**Requirement**
Return the entries below verbatim. Pictures stay out.

+++++

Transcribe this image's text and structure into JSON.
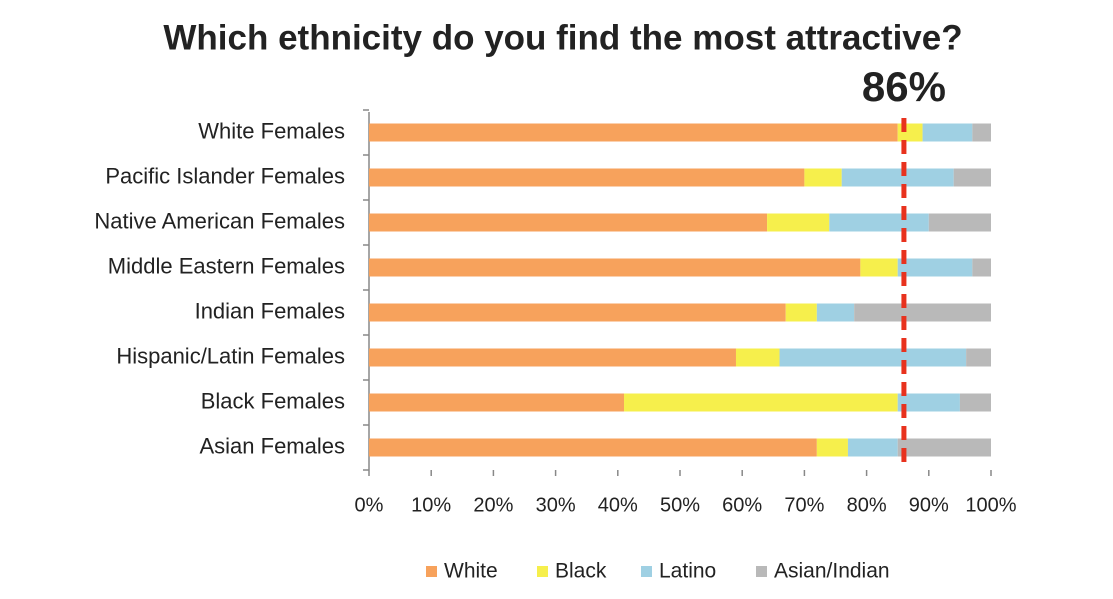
{
  "chart_data": {
    "type": "stacked-bar-horizontal",
    "title": "Which ethnicity do you find the most attractive?",
    "categories": [
      "White Females",
      "Pacific Islander Females",
      "Native American Females",
      "Middle Eastern Females",
      "Indian Females",
      "Hispanic/Latin Females",
      "Black Females",
      "Asian Females"
    ],
    "series": [
      {
        "name": "White",
        "color": "#f7a25c",
        "values": [
          85,
          70,
          64,
          79,
          67,
          59,
          41,
          72
        ]
      },
      {
        "name": "Black",
        "color": "#f6ef4c",
        "values": [
          4,
          6,
          10,
          6,
          5,
          7,
          44,
          5
        ]
      },
      {
        "name": "Latino",
        "color": "#9fd0e3",
        "values": [
          8,
          18,
          16,
          12,
          6,
          30,
          10,
          8
        ]
      },
      {
        "name": "Asian/Indian",
        "color": "#b9b9b9",
        "values": [
          3,
          6,
          10,
          3,
          22,
          4,
          5,
          15
        ]
      }
    ],
    "xlim": [
      0,
      100
    ],
    "xticks": [
      {
        "value": 0,
        "label": "0%"
      },
      {
        "value": 10,
        "label": "10%"
      },
      {
        "value": 20,
        "label": "20%"
      },
      {
        "value": 30,
        "label": "30%"
      },
      {
        "value": 40,
        "label": "40%"
      },
      {
        "value": 50,
        "label": "50%"
      },
      {
        "value": 60,
        "label": "60%"
      },
      {
        "value": 70,
        "label": "70%"
      },
      {
        "value": 80,
        "label": "80%"
      },
      {
        "value": 90,
        "label": "90%"
      },
      {
        "value": 100,
        "label": "100%"
      }
    ],
    "annotation": {
      "value": 86,
      "label": "86%",
      "color": "#e8321e"
    },
    "legend": "bottom"
  }
}
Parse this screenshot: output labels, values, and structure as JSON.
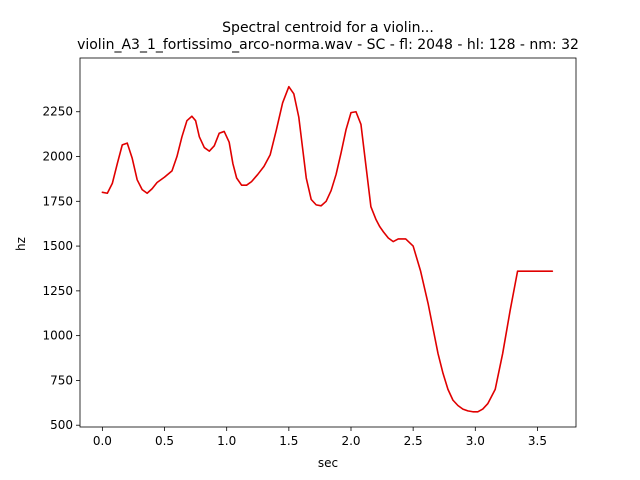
{
  "chart_data": {
    "type": "line",
    "title_line1": "Spectral centroid for a violin...",
    "title_line2": "violin_A3_1_fortissimo_arco-norma.wav - SC - fl: 2048 - hl: 128 - nm: 32",
    "xlabel": "sec",
    "ylabel": "hz",
    "xlim": [
      -0.18,
      3.81
    ],
    "ylim": [
      490,
      2550
    ],
    "xticks": [
      0.0,
      0.5,
      1.0,
      1.5,
      2.0,
      2.5,
      3.0,
      3.5
    ],
    "xtick_labels": [
      "0.0",
      "0.5",
      "1.0",
      "1.5",
      "2.0",
      "2.5",
      "3.0",
      "3.5"
    ],
    "yticks": [
      500,
      750,
      1000,
      1250,
      1500,
      1750,
      2000,
      2250
    ],
    "ytick_labels": [
      "500",
      "750",
      "1000",
      "1250",
      "1500",
      "1750",
      "2000",
      "2250"
    ],
    "grid": false,
    "line_color": "#e00000",
    "series": [
      {
        "x": [
          0.0,
          0.04,
          0.08,
          0.12,
          0.16,
          0.2,
          0.24,
          0.28,
          0.32,
          0.36,
          0.4,
          0.44,
          0.5,
          0.56,
          0.6,
          0.64,
          0.68,
          0.72,
          0.75,
          0.78,
          0.82,
          0.86,
          0.9,
          0.94,
          0.98,
          1.02,
          1.05,
          1.08,
          1.12,
          1.16,
          1.2,
          1.25,
          1.3,
          1.35,
          1.4,
          1.45,
          1.5,
          1.54,
          1.58,
          1.61,
          1.64,
          1.68,
          1.72,
          1.76,
          1.8,
          1.84,
          1.88,
          1.92,
          1.96,
          2.0,
          2.04,
          2.08,
          2.12,
          2.16,
          2.2,
          2.23,
          2.26,
          2.3,
          2.34,
          2.38,
          2.44,
          2.5,
          2.56,
          2.62,
          2.66,
          2.7,
          2.74,
          2.78,
          2.82,
          2.86,
          2.9,
          2.94,
          2.98,
          3.02,
          3.06,
          3.1,
          3.16,
          3.22,
          3.28,
          3.34,
          3.38,
          3.42,
          3.46,
          3.5,
          3.54,
          3.58,
          3.62
        ],
        "y": [
          1800,
          1795,
          1850,
          1960,
          2065,
          2075,
          1990,
          1870,
          1815,
          1795,
          1820,
          1855,
          1885,
          1920,
          2000,
          2110,
          2200,
          2225,
          2200,
          2110,
          2050,
          2030,
          2060,
          2130,
          2140,
          2080,
          1960,
          1880,
          1840,
          1840,
          1860,
          1900,
          1945,
          2010,
          2150,
          2300,
          2390,
          2350,
          2220,
          2050,
          1880,
          1760,
          1730,
          1725,
          1750,
          1810,
          1900,
          2020,
          2150,
          2245,
          2250,
          2180,
          1950,
          1720,
          1650,
          1610,
          1580,
          1545,
          1525,
          1540,
          1540,
          1500,
          1360,
          1180,
          1040,
          900,
          790,
          700,
          640,
          610,
          590,
          580,
          575,
          575,
          590,
          620,
          700,
          900,
          1140,
          1360,
          1360,
          1360,
          1360,
          1360,
          1360,
          1360,
          1360
        ]
      }
    ]
  }
}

+++++

**Exercise result**
Transcribe this image's text and structure into JSON.
{
  "chart_data": {
    "type": "stacked-bar-horizontal",
    "title": "Which ethnicity do you find the most attractive?",
    "categories": [
      "White Females",
      "Pacific Islander Females",
      "Native American Females",
      "Middle Eastern Females",
      "Indian Females",
      "Hispanic/Latin Females",
      "Black Females",
      "Asian Females"
    ],
    "series": [
      {
        "name": "White",
        "color": "#f7a25c",
        "values": [
          85,
          70,
          64,
          79,
          67,
          59,
          41,
          72
        ]
      },
      {
        "name": "Black",
        "color": "#f6ef4c",
        "values": [
          4,
          6,
          10,
          6,
          5,
          7,
          44,
          5
        ]
      },
      {
        "name": "Latino",
        "color": "#9fd0e3",
        "values": [
          8,
          18,
          16,
          12,
          6,
          30,
          10,
          8
        ]
      },
      {
        "name": "Asian/Indian",
        "color": "#b9b9b9",
        "values": [
          3,
          6,
          10,
          3,
          22,
          4,
          5,
          15
        ]
      }
    ],
    "xlim": [
      0,
      100
    ],
    "xticks": [
      {
        "value": 0,
        "label": "0%"
      },
      {
        "value": 10,
        "label": "10%"
      },
      {
        "value": 20,
        "label": "20%"
      },
      {
        "value": 30,
        "label": "30%"
      },
      {
        "value": 40,
        "label": "40%"
      },
      {
        "value": 50,
        "label": "50%"
      },
      {
        "value": 60,
        "label": "60%"
      },
      {
        "value": 70,
        "label": "70%"
      },
      {
        "value": 80,
        "label": "80%"
      },
      {
        "value": 90,
        "label": "90%"
      },
      {
        "value": 100,
        "label": "100%"
      }
    ],
    "annotation": {
      "value": 86,
      "label": "86%",
      "color": "#e8321e"
    },
    "legend": "bottom"
  }
}
Parse this screenshot: output labels, values, and structure as JSON.
{
  "chart_data": {
    "type": "line",
    "title_line1": "Spectral centroid for a violin...",
    "title_line2": "violin_A3_1_fortissimo_arco-norma.wav - SC - fl: 2048 - hl: 128 - nm: 32",
    "xlabel": "sec",
    "ylabel": "hz",
    "xlim": [
      -0.18,
      3.81
    ],
    "ylim": [
      490,
      2550
    ],
    "xticks": [
      0.0,
      0.5,
      1.0,
      1.5,
      2.0,
      2.5,
      3.0,
      3.5
    ],
    "xtick_labels": [
      "0.0",
      "0.5",
      "1.0",
      "1.5",
      "2.0",
      "2.5",
      "3.0",
      "3.5"
    ],
    "yticks": [
      500,
      750,
      1000,
      1250,
      1500,
      1750,
      2000,
      2250
    ],
    "ytick_labels": [
      "500",
      "750",
      "1000",
      "1250",
      "1500",
      "1750",
      "2000",
      "2250"
    ],
    "grid": false,
    "line_color": "#e00000",
    "series": [
      {
        "x": [
          0.0,
          0.04,
          0.08,
          0.12,
          0.16,
          0.2,
          0.24,
          0.28,
          0.32,
          0.36,
          0.4,
          0.44,
          0.5,
          0.56,
          0.6,
          0.64,
          0.68,
          0.72,
          0.75,
          0.78,
          0.82,
          0.86,
          0.9,
          0.94,
          0.98,
          1.02,
          1.05,
          1.08,
          1.12,
          1.16,
          1.2,
          1.25,
          1.3,
          1.35,
          1.4,
          1.45,
          1.5,
          1.54,
          1.58,
          1.61,
          1.64,
          1.68,
          1.72,
          1.76,
          1.8,
          1.84,
          1.88,
          1.92,
          1.96,
          2.0,
          2.04,
          2.08,
          2.12,
          2.16,
          2.2,
          2.23,
          2.26,
          2.3,
          2.34,
          2.38,
          2.44,
          2.5,
          2.56,
          2.62,
          2.66,
          2.7,
          2.74,
          2.78,
          2.82,
          2.86,
          2.9,
          2.94,
          2.98,
          3.02,
          3.06,
          3.1,
          3.16,
          3.22,
          3.28,
          3.34,
          3.38,
          3.42,
          3.46,
          3.5,
          3.54,
          3.58,
          3.62
        ],
        "y": [
          1800,
          1795,
          1850,
          1960,
          2065,
          2075,
          1990,
          1870,
          1815,
          1795,
          1820,
          1855,
          1885,
          1920,
          2000,
          2110,
          2200,
          2225,
          2200,
          2110,
          2050,
          2030,
          2060,
          2130,
          2140,
          2080,
          1960,
          1880,
          1840,
          1840,
          1860,
          1900,
          1945,
          2010,
          2150,
          2300,
          2390,
          2350,
          2220,
          2050,
          1880,
          1760,
          1730,
          1725,
          1750,
          1810,
          1900,
          2020,
          2150,
          2245,
          2250,
          2180,
          1950,
          1720,
          1650,
          1610,
          1580,
          1545,
          1525,
          1540,
          1540,
          1500,
          1360,
          1180,
          1040,
          900,
          790,
          700,
          640,
          610,
          590,
          580,
          575,
          575,
          590,
          620,
          700,
          900,
          1140,
          1360,
          1360,
          1360,
          1360,
          1360,
          1360,
          1360,
          1360
        ]
      }
    ]
  }
}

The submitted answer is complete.